— Problem —
Repeat the entire listing exactly as written.

— Supplied data —

──────────────────────────────

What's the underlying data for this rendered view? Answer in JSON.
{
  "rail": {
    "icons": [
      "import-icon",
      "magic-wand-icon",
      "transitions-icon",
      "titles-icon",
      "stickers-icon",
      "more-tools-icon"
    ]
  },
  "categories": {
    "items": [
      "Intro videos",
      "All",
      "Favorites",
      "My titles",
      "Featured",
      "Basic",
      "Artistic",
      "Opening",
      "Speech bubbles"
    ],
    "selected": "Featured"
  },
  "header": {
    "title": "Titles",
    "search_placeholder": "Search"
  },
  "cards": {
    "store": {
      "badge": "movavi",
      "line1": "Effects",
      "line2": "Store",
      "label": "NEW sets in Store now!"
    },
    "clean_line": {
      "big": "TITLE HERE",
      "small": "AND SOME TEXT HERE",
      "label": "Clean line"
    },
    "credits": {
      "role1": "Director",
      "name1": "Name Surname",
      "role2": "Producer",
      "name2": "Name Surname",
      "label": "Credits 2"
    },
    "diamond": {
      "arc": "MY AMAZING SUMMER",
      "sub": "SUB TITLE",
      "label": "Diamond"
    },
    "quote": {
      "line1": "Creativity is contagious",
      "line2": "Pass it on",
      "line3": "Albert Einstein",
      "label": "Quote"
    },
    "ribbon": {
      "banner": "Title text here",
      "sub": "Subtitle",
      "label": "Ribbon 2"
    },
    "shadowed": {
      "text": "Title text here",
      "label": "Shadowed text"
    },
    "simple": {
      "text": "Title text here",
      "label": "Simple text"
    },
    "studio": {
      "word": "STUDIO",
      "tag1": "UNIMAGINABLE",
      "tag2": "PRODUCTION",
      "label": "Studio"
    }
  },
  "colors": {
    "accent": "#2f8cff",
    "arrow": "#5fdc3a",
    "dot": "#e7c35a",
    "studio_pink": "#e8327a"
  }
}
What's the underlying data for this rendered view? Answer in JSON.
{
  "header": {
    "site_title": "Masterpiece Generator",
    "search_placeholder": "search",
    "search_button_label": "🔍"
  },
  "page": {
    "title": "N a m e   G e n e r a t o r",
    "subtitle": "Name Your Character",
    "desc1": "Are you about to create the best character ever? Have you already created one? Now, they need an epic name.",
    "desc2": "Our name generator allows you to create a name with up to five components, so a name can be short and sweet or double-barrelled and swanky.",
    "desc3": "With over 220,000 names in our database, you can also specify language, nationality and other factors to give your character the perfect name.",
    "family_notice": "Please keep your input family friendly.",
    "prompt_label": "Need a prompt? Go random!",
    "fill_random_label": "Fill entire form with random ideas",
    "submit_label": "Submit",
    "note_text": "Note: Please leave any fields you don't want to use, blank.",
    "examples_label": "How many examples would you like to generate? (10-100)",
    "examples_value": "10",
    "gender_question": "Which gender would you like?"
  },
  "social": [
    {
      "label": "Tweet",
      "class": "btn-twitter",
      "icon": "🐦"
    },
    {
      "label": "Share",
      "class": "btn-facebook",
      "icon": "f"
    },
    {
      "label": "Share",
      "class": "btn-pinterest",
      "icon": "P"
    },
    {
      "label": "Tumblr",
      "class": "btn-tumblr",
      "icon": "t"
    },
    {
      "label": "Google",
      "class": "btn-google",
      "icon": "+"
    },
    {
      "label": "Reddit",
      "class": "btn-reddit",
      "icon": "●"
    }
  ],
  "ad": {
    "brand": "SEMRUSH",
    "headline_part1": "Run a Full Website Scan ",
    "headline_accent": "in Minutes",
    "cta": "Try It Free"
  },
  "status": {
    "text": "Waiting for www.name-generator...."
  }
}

──────────────────────────────

— Task solution —
What's the underlying data for this rendered view? Answer in JSON.
{
  "rail": {
    "icons": [
      "import-icon",
      "magic-wand-icon",
      "transitions-icon",
      "titles-icon",
      "stickers-icon",
      "more-tools-icon"
    ]
  },
  "categories": {
    "items": [
      "Intro videos",
      "All",
      "Favorites",
      "My titles",
      "Featured",
      "Basic",
      "Artistic",
      "Opening",
      "Speech bubbles"
    ],
    "selected": "Featured"
  },
  "header": {
    "title": "Titles",
    "search_placeholder": "Search"
  },
  "cards": {
    "store": {
      "badge": "movavi",
      "line1": "Effects",
      "line2": "Store",
      "label": "NEW sets in Store now!"
    },
    "clean_line": {
      "big": "TITLE HERE",
      "small": "AND SOME TEXT HERE",
      "label": "Clean line"
    },
    "credits": {
      "role1": "Director",
      "name1": "Name Surname",
      "role2": "Producer",
      "name2": "Name Surname",
      "label": "Credits 2"
    },
    "diamond": {
      "arc": "MY AMAZING SUMMER",
      "sub": "SUB TITLE",
      "label": "Diamond"
    },
    "quote": {
      "line1": "Creativity is contagious",
      "line2": "Pass it on",
      "line3": "Albert Einstein",
      "label": "Quote"
    },
    "ribbon": {
      "banner": "Title text here",
      "sub": "Subtitle",
      "label": "Ribbon 2"
    },
    "shadowed": {
      "text": "Title text here",
      "label": "Shadowed text"
    },
    "simple": {
      "text": "Title text here",
      "label": "Simple text"
    },
    "studio": {
      "word": "STUDIO",
      "tag1": "UNIMAGINABLE",
      "tag2": "PRODUCTION",
      "label": "Studio"
    }
  },
  "colors": {
    "accent": "#2f8cff",
    "arrow": "#5fdc3a",
    "dot": "#e7c35a",
    "studio_pink": "#e8327a"
  }
}
What's the underlying data for this rendered view? Answer in JSON.
{
  "header": {
    "site_title": "Masterpiece Generator",
    "search_placeholder": "search",
    "search_button_label": "🔍"
  },
  "page": {
    "title": "N a m e   G e n e r a t o r",
    "subtitle": "Name Your Character",
    "desc1": "Are you about to create the best character ever? Have you already created one? Now, they need an epic name.",
    "desc2": "Our name generator allows you to create a name with up to five components, so a name can be short and sweet or double-barrelled and swanky.",
    "desc3": "With over 220,000 names in our database, you can also specify language, nationality and other factors to give your character the perfect name.",
    "family_notice": "Please keep your input family friendly.",
    "prompt_label": "Need a prompt? Go random!",
    "fill_random_label": "Fill entire form with random ideas",
    "submit_label": "Submit",
    "note_text": "Note: Please leave any fields you don't want to use, blank.",
    "examples_label": "How many examples would you like to generate? (10-100)",
    "examples_value": "10",
    "gender_question": "Which gender would you like?"
  },
  "social": [
    {
      "label": "Tweet",
      "class": "btn-twitter",
      "icon": "🐦"
    },
    {
      "label": "Share",
      "class": "btn-facebook",
      "icon": "f"
    },
    {
      "label": "Share",
      "class": "btn-pinterest",
      "icon": "P"
    },
    {
      "label": "Tumblr",
      "class": "btn-tumblr",
      "icon": "t"
    },
    {
      "label": "Google",
      "class": "btn-google",
      "icon": "+"
    },
    {
      "label": "Reddit",
      "class": "btn-reddit",
      "icon": "●"
    }
  ],
  "ad": {
    "brand": "SEMRUSH",
    "headline_part1": "Run a Full Website Scan ",
    "headline_accent": "in Minutes",
    "cta": "Try It Free"
  },
  "status": {
    "text": "Waiting for www.name-generator...."
  }
}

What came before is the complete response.